WHAT YOU NEED TO DO:
Of all the lines in the material below, how many include the string "this"? Give the number only.
□ □ □
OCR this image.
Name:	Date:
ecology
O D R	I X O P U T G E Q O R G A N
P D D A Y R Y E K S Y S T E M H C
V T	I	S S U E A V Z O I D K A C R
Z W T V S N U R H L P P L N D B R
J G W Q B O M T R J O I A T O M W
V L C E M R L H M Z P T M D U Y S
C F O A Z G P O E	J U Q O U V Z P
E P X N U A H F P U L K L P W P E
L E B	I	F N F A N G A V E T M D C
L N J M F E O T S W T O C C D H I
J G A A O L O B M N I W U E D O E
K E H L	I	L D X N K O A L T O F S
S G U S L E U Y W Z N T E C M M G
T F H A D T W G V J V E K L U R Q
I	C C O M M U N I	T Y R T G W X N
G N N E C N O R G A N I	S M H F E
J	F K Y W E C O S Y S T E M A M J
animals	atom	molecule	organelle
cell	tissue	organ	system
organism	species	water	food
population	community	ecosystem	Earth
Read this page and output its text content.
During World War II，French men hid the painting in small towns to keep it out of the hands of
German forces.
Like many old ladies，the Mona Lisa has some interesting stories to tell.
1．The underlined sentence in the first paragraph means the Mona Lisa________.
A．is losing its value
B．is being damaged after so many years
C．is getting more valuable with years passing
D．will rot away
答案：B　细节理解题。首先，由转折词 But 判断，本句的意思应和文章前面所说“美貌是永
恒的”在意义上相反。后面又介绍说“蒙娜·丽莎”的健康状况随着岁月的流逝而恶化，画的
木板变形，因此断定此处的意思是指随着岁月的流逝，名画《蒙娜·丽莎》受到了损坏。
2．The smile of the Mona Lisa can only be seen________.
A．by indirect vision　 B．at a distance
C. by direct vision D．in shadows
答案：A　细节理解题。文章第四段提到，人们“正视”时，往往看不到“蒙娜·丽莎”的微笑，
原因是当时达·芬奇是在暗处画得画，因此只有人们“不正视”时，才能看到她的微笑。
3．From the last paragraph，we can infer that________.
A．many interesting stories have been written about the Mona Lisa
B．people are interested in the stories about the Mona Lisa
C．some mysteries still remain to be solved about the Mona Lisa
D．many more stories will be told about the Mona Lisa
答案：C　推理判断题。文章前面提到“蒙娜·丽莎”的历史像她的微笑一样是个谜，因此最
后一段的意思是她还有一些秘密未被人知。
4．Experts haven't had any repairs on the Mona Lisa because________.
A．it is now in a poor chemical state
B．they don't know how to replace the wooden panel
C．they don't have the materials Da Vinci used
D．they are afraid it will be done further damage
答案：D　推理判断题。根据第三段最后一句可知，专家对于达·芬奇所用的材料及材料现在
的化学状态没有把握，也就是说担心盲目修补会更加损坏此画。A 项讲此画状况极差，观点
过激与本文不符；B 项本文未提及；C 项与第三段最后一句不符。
□ □ □
FINISHED TASK:
2